* RAW RECORDS *

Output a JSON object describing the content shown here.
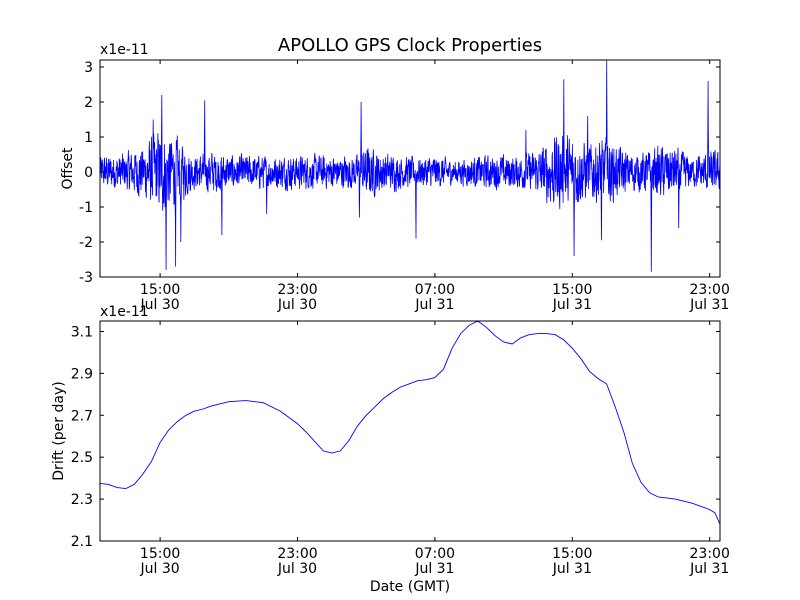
{
  "figure": {
    "title": "APOLLO GPS Clock Properties",
    "line_color": "#0000ff"
  },
  "chart_data": [
    {
      "type": "line",
      "title": "APOLLO GPS Clock Properties",
      "xlabel": "",
      "ylabel": "Offset",
      "scale_label": "x1e-11",
      "ylim": [
        -3,
        3.2
      ],
      "yticks": [
        -3,
        -2,
        -1,
        0,
        1,
        2,
        3
      ],
      "xlim": [
        11.5,
        47.6
      ],
      "xticks": [
        {
          "x": 15,
          "time": "15:00",
          "date": "Jul 30"
        },
        {
          "x": 23,
          "time": "23:00",
          "date": "Jul 30"
        },
        {
          "x": 31,
          "time": "07:00",
          "date": "Jul 31"
        },
        {
          "x": 39,
          "time": "15:00",
          "date": "Jul 31"
        },
        {
          "x": 47,
          "time": "23:00",
          "date": "Jul 31"
        }
      ],
      "series": [
        {
          "name": "Offset",
          "noise": {
            "x": [
              11.5,
              13.0,
              14.0,
              15.0,
              16.0,
              17.0,
              18.0,
              19.0,
              21.0,
              23.0,
              25.0,
              26.5,
              27.0,
              28.0,
              30.0,
              31.0,
              32.0,
              34.0,
              36.0,
              37.0,
              38.0,
              39.0,
              40.0,
              41.0,
              42.0,
              43.0,
              44.0,
              45.0,
              46.0,
              47.0,
              47.6
            ],
            "amplitude": [
              0.35,
              0.4,
              0.55,
              0.9,
              0.7,
              0.35,
              0.45,
              0.35,
              0.35,
              0.35,
              0.35,
              0.35,
              0.55,
              0.4,
              0.3,
              0.35,
              0.25,
              0.35,
              0.35,
              0.45,
              0.8,
              0.75,
              0.6,
              0.7,
              0.45,
              0.4,
              0.55,
              0.5,
              0.3,
              0.45,
              0.4
            ]
          },
          "spikes": [
            {
              "x": 14.6,
              "y": 1.5
            },
            {
              "x": 15.1,
              "y": 2.2
            },
            {
              "x": 15.35,
              "y": -2.8
            },
            {
              "x": 15.9,
              "y": -2.7
            },
            {
              "x": 16.2,
              "y": -2.0
            },
            {
              "x": 17.6,
              "y": 2.05
            },
            {
              "x": 18.6,
              "y": -1.8
            },
            {
              "x": 21.2,
              "y": -1.2
            },
            {
              "x": 26.7,
              "y": 2.0
            },
            {
              "x": 26.6,
              "y": -1.3
            },
            {
              "x": 29.9,
              "y": -1.9
            },
            {
              "x": 36.3,
              "y": 1.2
            },
            {
              "x": 38.5,
              "y": 2.65
            },
            {
              "x": 39.1,
              "y": -2.4
            },
            {
              "x": 39.9,
              "y": 1.6
            },
            {
              "x": 41.0,
              "y": 3.2
            },
            {
              "x": 40.7,
              "y": -1.95
            },
            {
              "x": 43.6,
              "y": -2.85
            },
            {
              "x": 46.9,
              "y": 2.6
            },
            {
              "x": 45.2,
              "y": -1.6
            }
          ]
        }
      ]
    },
    {
      "type": "line",
      "title": "",
      "xlabel": "Date (GMT)",
      "ylabel": "Drift (per day)",
      "scale_label": "x1e-11",
      "ylim": [
        2.1,
        3.15
      ],
      "yticks": [
        2.1,
        2.3,
        2.5,
        2.7,
        2.9,
        3.1
      ],
      "xlim": [
        11.5,
        47.6
      ],
      "xticks": [
        {
          "x": 15,
          "time": "15:00",
          "date": "Jul 30"
        },
        {
          "x": 23,
          "time": "23:00",
          "date": "Jul 30"
        },
        {
          "x": 31,
          "time": "07:00",
          "date": "Jul 31"
        },
        {
          "x": 39,
          "time": "15:00",
          "date": "Jul 31"
        },
        {
          "x": 47,
          "time": "23:00",
          "date": "Jul 31"
        }
      ],
      "series": [
        {
          "name": "Drift",
          "x": [
            11.5,
            12.0,
            12.5,
            13.0,
            13.5,
            14.0,
            14.5,
            15.0,
            15.5,
            16.0,
            16.5,
            17.0,
            17.5,
            18.0,
            19.0,
            20.0,
            21.0,
            22.0,
            23.0,
            23.5,
            24.0,
            24.5,
            25.0,
            25.5,
            26.0,
            26.5,
            27.0,
            27.5,
            28.0,
            28.5,
            29.0,
            29.5,
            30.0,
            30.5,
            31.0,
            31.5,
            32.0,
            32.5,
            33.0,
            33.5,
            34.0,
            34.5,
            35.0,
            35.5,
            36.0,
            36.5,
            37.0,
            37.5,
            38.0,
            38.5,
            39.0,
            39.5,
            40.0,
            40.5,
            41.0,
            41.5,
            42.0,
            42.5,
            43.0,
            43.5,
            44.0,
            45.0,
            46.0,
            47.0,
            47.3,
            47.6
          ],
          "values": [
            2.375,
            2.37,
            2.355,
            2.35,
            2.37,
            2.42,
            2.48,
            2.57,
            2.63,
            2.67,
            2.7,
            2.72,
            2.73,
            2.745,
            2.765,
            2.77,
            2.76,
            2.72,
            2.66,
            2.62,
            2.575,
            2.53,
            2.52,
            2.53,
            2.58,
            2.65,
            2.7,
            2.74,
            2.78,
            2.81,
            2.835,
            2.85,
            2.865,
            2.87,
            2.88,
            2.92,
            3.02,
            3.09,
            3.13,
            3.15,
            3.12,
            3.08,
            3.05,
            3.04,
            3.07,
            3.085,
            3.09,
            3.09,
            3.085,
            3.06,
            3.02,
            2.97,
            2.91,
            2.875,
            2.85,
            2.74,
            2.62,
            2.47,
            2.38,
            2.33,
            2.31,
            2.3,
            2.28,
            2.25,
            2.235,
            2.18
          ]
        }
      ]
    }
  ]
}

* THE TASK *
Pictures in the records must not appear in the copy; transcribe everything else precisely.

* RESULT OF THIS TASK *
Output a JSON object describing the content shown here.
{
  "figure": {
    "title": "APOLLO GPS Clock Properties",
    "line_color": "#0000ff"
  },
  "chart_data": [
    {
      "type": "line",
      "title": "APOLLO GPS Clock Properties",
      "xlabel": "",
      "ylabel": "Offset",
      "scale_label": "x1e-11",
      "ylim": [
        -3,
        3.2
      ],
      "yticks": [
        -3,
        -2,
        -1,
        0,
        1,
        2,
        3
      ],
      "xlim": [
        11.5,
        47.6
      ],
      "xticks": [
        {
          "x": 15,
          "time": "15:00",
          "date": "Jul 30"
        },
        {
          "x": 23,
          "time": "23:00",
          "date": "Jul 30"
        },
        {
          "x": 31,
          "time": "07:00",
          "date": "Jul 31"
        },
        {
          "x": 39,
          "time": "15:00",
          "date": "Jul 31"
        },
        {
          "x": 47,
          "time": "23:00",
          "date": "Jul 31"
        }
      ],
      "series": [
        {
          "name": "Offset",
          "noise": {
            "x": [
              11.5,
              13.0,
              14.0,
              15.0,
              16.0,
              17.0,
              18.0,
              19.0,
              21.0,
              23.0,
              25.0,
              26.5,
              27.0,
              28.0,
              30.0,
              31.0,
              32.0,
              34.0,
              36.0,
              37.0,
              38.0,
              39.0,
              40.0,
              41.0,
              42.0,
              43.0,
              44.0,
              45.0,
              46.0,
              47.0,
              47.6
            ],
            "amplitude": [
              0.35,
              0.4,
              0.55,
              0.9,
              0.7,
              0.35,
              0.45,
              0.35,
              0.35,
              0.35,
              0.35,
              0.35,
              0.55,
              0.4,
              0.3,
              0.35,
              0.25,
              0.35,
              0.35,
              0.45,
              0.8,
              0.75,
              0.6,
              0.7,
              0.45,
              0.4,
              0.55,
              0.5,
              0.3,
              0.45,
              0.4
            ]
          },
          "spikes": [
            {
              "x": 14.6,
              "y": 1.5
            },
            {
              "x": 15.1,
              "y": 2.2
            },
            {
              "x": 15.35,
              "y": -2.8
            },
            {
              "x": 15.9,
              "y": -2.7
            },
            {
              "x": 16.2,
              "y": -2.0
            },
            {
              "x": 17.6,
              "y": 2.05
            },
            {
              "x": 18.6,
              "y": -1.8
            },
            {
              "x": 21.2,
              "y": -1.2
            },
            {
              "x": 26.7,
              "y": 2.0
            },
            {
              "x": 26.6,
              "y": -1.3
            },
            {
              "x": 29.9,
              "y": -1.9
            },
            {
              "x": 36.3,
              "y": 1.2
            },
            {
              "x": 38.5,
              "y": 2.65
            },
            {
              "x": 39.1,
              "y": -2.4
            },
            {
              "x": 39.9,
              "y": 1.6
            },
            {
              "x": 41.0,
              "y": 3.2
            },
            {
              "x": 40.7,
              "y": -1.95
            },
            {
              "x": 43.6,
              "y": -2.85
            },
            {
              "x": 46.9,
              "y": 2.6
            },
            {
              "x": 45.2,
              "y": -1.6
            }
          ]
        }
      ]
    },
    {
      "type": "line",
      "title": "",
      "xlabel": "Date (GMT)",
      "ylabel": "Drift (per day)",
      "scale_label": "x1e-11",
      "ylim": [
        2.1,
        3.15
      ],
      "yticks": [
        2.1,
        2.3,
        2.5,
        2.7,
        2.9,
        3.1
      ],
      "xlim": [
        11.5,
        47.6
      ],
      "xticks": [
        {
          "x": 15,
          "time": "15:00",
          "date": "Jul 30"
        },
        {
          "x": 23,
          "time": "23:00",
          "date": "Jul 30"
        },
        {
          "x": 31,
          "time": "07:00",
          "date": "Jul 31"
        },
        {
          "x": 39,
          "time": "15:00",
          "date": "Jul 31"
        },
        {
          "x": 47,
          "time": "23:00",
          "date": "Jul 31"
        }
      ],
      "series": [
        {
          "name": "Drift",
          "x": [
            11.5,
            12.0,
            12.5,
            13.0,
            13.5,
            14.0,
            14.5,
            15.0,
            15.5,
            16.0,
            16.5,
            17.0,
            17.5,
            18.0,
            19.0,
            20.0,
            21.0,
            22.0,
            23.0,
            23.5,
            24.0,
            24.5,
            25.0,
            25.5,
            26.0,
            26.5,
            27.0,
            27.5,
            28.0,
            28.5,
            29.0,
            29.5,
            30.0,
            30.5,
            31.0,
            31.5,
            32.0,
            32.5,
            33.0,
            33.5,
            34.0,
            34.5,
            35.0,
            35.5,
            36.0,
            36.5,
            37.0,
            37.5,
            38.0,
            38.5,
            39.0,
            39.5,
            40.0,
            40.5,
            41.0,
            41.5,
            42.0,
            42.5,
            43.0,
            43.5,
            44.0,
            45.0,
            46.0,
            47.0,
            47.3,
            47.6
          ],
          "values": [
            2.375,
            2.37,
            2.355,
            2.35,
            2.37,
            2.42,
            2.48,
            2.57,
            2.63,
            2.67,
            2.7,
            2.72,
            2.73,
            2.745,
            2.765,
            2.77,
            2.76,
            2.72,
            2.66,
            2.62,
            2.575,
            2.53,
            2.52,
            2.53,
            2.58,
            2.65,
            2.7,
            2.74,
            2.78,
            2.81,
            2.835,
            2.85,
            2.865,
            2.87,
            2.88,
            2.92,
            3.02,
            3.09,
            3.13,
            3.15,
            3.12,
            3.08,
            3.05,
            3.04,
            3.07,
            3.085,
            3.09,
            3.09,
            3.085,
            3.06,
            3.02,
            2.97,
            2.91,
            2.875,
            2.85,
            2.74,
            2.62,
            2.47,
            2.38,
            2.33,
            2.31,
            2.3,
            2.28,
            2.25,
            2.235,
            2.18
          ]
        }
      ]
    }
  ]
}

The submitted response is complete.